Directive –
What is the number of lines in the entries that include the word "several"? Respond with the number only.

Material for this task –
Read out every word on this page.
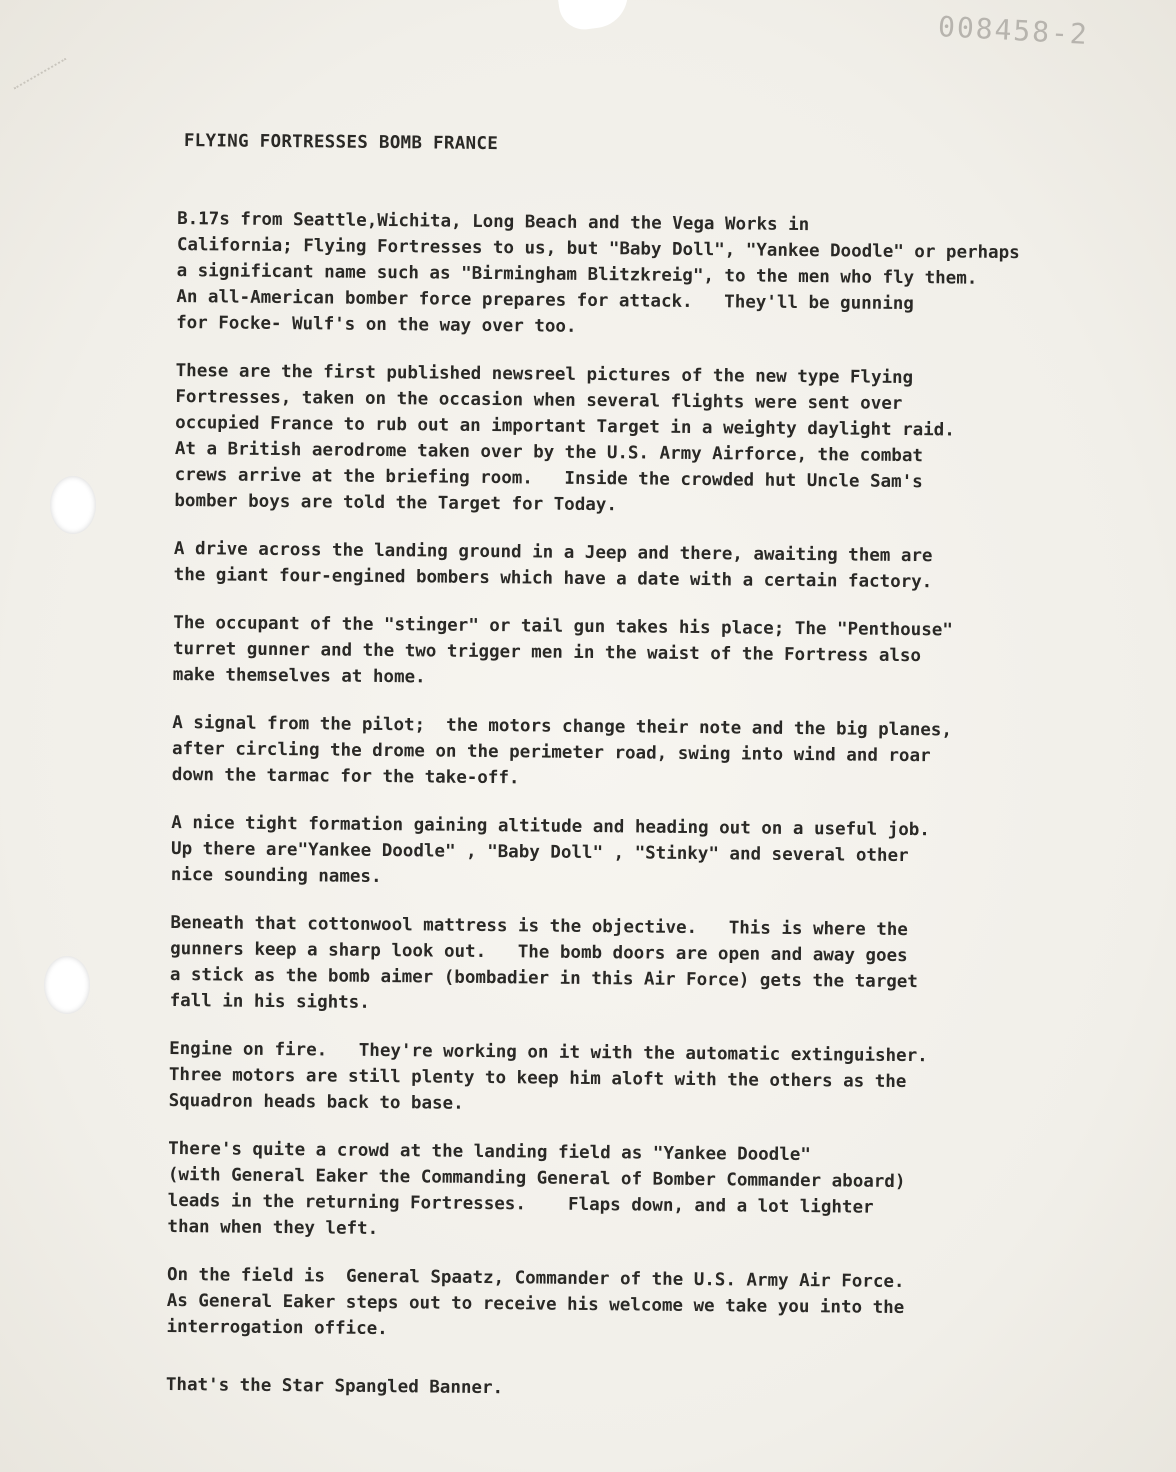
008458-2

FLYING FORTRESSES BOMB FRANCE

B.17s from Seattle,Wichita, Long Beach and the Vega Works in
California; Flying Fortresses to us, but "Baby Doll", "Yankee Doodle" or perhaps
a significant name such as "Birmingham Blitzkreig", to the men who fly them.
An all-American bomber force prepares for attack.   They'll be gunning
for Focke- Wulf's on the way over too.

These are the first published newsreel pictures of the new type Flying
Fortresses, taken on the occasion when several flights were sent over
occupied France to rub out an important Target in a weighty daylight raid.
At a British aerodrome taken over by the U.S. Army Airforce, the combat
crews arrive at the briefing room.   Inside the crowded hut Uncle Sam's
bomber boys are told the Target for Today.

A drive across the landing ground in a Jeep and there, awaiting them are
the giant four-engined bombers which have a date with a certain factory.

The occupant of the "stinger" or tail gun takes his place; The "Penthouse"
turret gunner and the two trigger men in the waist of the Fortress also
make themselves at home.

A signal from the pilot;  the motors change their note and the big planes,
after circling the drome on the perimeter road, swing into wind and roar
down the tarmac for the take-off.

A nice tight formation gaining altitude and heading out on a useful job.
Up there are"Yankee Doodle" , "Baby Doll" , "Stinky" and several other
nice sounding names.

Beneath that cottonwool mattress is the objective.   This is where the
gunners keep a sharp look out.   The bomb doors are open and away goes
a stick as the bomb aimer (bombadier in this Air Force) gets the target
fall in his sights.

Engine on fire.   They're working on it with the automatic extinguisher.
Three motors are still plenty to keep him aloft with the others as the
Squadron heads back to base.

There's quite a crowd at the landing field as "Yankee Doodle"
(with General Eaker the Commanding General of Bomber Commander aboard)
leads in the returning Fortresses.    Flaps down, and a lot lighter
than when they left.

On the field is  General Spaatz, Commander of the U.S. Army Air Force.
As General Eaker steps out to receive his welcome we take you into the
interrogation office.

That's the Star Spangled Banner.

Exercise answer –
2